* _TASK DIRECTIONS_
State the number of lines that hold the string "this", with nothing added.

Dataset entries:
################
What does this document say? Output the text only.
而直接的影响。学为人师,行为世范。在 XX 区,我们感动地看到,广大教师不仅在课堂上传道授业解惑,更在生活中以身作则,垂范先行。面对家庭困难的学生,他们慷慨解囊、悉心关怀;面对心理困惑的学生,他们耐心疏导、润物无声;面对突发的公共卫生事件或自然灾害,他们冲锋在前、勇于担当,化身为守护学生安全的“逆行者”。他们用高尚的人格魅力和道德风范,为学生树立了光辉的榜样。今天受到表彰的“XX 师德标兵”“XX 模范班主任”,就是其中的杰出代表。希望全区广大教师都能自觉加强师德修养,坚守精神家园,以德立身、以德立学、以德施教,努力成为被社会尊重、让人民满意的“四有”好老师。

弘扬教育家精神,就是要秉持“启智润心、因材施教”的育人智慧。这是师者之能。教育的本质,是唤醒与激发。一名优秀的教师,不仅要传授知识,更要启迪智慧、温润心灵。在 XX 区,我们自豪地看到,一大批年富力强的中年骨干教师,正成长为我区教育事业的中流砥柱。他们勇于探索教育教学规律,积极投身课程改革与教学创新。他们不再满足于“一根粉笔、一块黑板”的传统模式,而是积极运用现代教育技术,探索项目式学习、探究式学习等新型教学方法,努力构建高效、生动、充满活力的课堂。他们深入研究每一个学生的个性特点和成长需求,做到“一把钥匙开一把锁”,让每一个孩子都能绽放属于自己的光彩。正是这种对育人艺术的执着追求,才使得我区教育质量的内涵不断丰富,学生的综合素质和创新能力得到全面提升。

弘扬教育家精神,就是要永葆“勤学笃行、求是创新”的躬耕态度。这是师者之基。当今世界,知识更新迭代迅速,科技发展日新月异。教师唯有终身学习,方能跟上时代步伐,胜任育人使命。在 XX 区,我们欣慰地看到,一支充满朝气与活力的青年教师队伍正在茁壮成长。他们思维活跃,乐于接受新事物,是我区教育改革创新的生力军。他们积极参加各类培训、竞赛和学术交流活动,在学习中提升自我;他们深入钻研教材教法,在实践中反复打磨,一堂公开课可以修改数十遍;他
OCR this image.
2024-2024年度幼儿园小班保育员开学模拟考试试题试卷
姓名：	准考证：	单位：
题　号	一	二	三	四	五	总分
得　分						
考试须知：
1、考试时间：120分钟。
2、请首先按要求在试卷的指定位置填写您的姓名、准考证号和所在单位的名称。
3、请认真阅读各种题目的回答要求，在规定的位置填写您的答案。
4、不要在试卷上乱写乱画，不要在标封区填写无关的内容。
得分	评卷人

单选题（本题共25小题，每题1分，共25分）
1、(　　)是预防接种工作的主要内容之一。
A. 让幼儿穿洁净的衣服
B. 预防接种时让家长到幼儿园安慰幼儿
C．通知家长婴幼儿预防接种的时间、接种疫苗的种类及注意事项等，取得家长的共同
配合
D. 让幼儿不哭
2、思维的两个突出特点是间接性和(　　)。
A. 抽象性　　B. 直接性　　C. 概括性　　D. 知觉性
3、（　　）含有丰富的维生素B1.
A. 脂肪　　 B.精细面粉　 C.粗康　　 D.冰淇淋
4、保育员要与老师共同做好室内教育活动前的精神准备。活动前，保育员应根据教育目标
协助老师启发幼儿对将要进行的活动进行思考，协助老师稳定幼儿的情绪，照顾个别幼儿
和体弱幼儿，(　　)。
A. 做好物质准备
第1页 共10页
################
* _TASK ANSWER_
2